(Data records)
· · ·

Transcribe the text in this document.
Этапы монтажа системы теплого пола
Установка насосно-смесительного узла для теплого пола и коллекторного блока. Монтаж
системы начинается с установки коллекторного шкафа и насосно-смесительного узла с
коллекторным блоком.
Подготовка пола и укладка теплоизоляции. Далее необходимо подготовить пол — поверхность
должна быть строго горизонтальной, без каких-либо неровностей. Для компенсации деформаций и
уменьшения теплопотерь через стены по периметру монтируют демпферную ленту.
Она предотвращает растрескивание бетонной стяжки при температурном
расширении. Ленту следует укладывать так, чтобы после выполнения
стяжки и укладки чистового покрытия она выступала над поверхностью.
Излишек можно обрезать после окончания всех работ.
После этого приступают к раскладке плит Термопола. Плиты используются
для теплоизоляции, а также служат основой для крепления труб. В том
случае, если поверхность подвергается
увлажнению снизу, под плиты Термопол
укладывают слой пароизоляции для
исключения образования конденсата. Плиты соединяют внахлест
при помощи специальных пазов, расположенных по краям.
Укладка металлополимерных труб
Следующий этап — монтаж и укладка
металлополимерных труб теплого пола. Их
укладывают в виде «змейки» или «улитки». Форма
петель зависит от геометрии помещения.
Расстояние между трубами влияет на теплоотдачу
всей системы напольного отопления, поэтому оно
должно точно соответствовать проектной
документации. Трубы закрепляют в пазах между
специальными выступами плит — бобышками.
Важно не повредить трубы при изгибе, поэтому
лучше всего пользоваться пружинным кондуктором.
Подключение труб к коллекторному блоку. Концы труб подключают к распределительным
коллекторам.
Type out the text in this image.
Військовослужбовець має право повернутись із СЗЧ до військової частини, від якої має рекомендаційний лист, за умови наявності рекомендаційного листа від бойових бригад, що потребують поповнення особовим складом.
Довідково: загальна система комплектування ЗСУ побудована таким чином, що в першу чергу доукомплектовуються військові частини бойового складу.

· · ·

Go through the listing and copy all of it exactly.

Transcribe the text in this document.
Этапы монтажа системы теплого пола
Установка насосно-смесительного узла для теплого пола и коллекторного блока. Монтаж
системы начинается с установки коллекторного шкафа и насосно-смесительного узла с
коллекторным блоком.
Подготовка пола и укладка теплоизоляции. Далее необходимо подготовить пол — поверхность
должна быть строго горизонтальной, без каких-либо неровностей. Для компенсации деформаций и
уменьшения теплопотерь через стены по периметру монтируют демпферную ленту.
Она предотвращает растрескивание бетонной стяжки при температурном
расширении. Ленту следует укладывать так, чтобы после выполнения
стяжки и укладки чистового покрытия она выступала над поверхностью.
Излишек можно обрезать после окончания всех работ.
После этого приступают к раскладке плит Термопола. Плиты используются
для теплоизоляции, а также служат основой для крепления труб. В том
случае, если поверхность подвергается
увлажнению снизу, под плиты Термопол
укладывают слой пароизоляции для
исключения образования конденсата. Плиты соединяют внахлест
при помощи специальных пазов, расположенных по краям.
Укладка металлополимерных труб
Следующий этап — монтаж и укладка
металлополимерных труб теплого пола. Их
укладывают в виде «змейки» или «улитки». Форма
петель зависит от геометрии помещения.
Расстояние между трубами влияет на теплоотдачу
всей системы напольного отопления, поэтому оно
должно точно соответствовать проектной
документации. Трубы закрепляют в пазах между
специальными выступами плит — бобышками.
Важно не повредить трубы при изгибе, поэтому
лучше всего пользоваться пружинным кондуктором.
Подключение труб к коллекторному блоку. Концы труб подключают к распределительным
коллекторам.
Type out the text in this image.
Військовослужбовець має право повернутись із СЗЧ до військової частини, від якої має рекомендаційний лист, за умови наявності рекомендаційного листа від бойових бригад, що потребують поповнення особовим складом.
Довідково: загальна система комплектування ЗСУ побудована таким чином, що в першу чергу доукомплектовуються військові частини бойового складу.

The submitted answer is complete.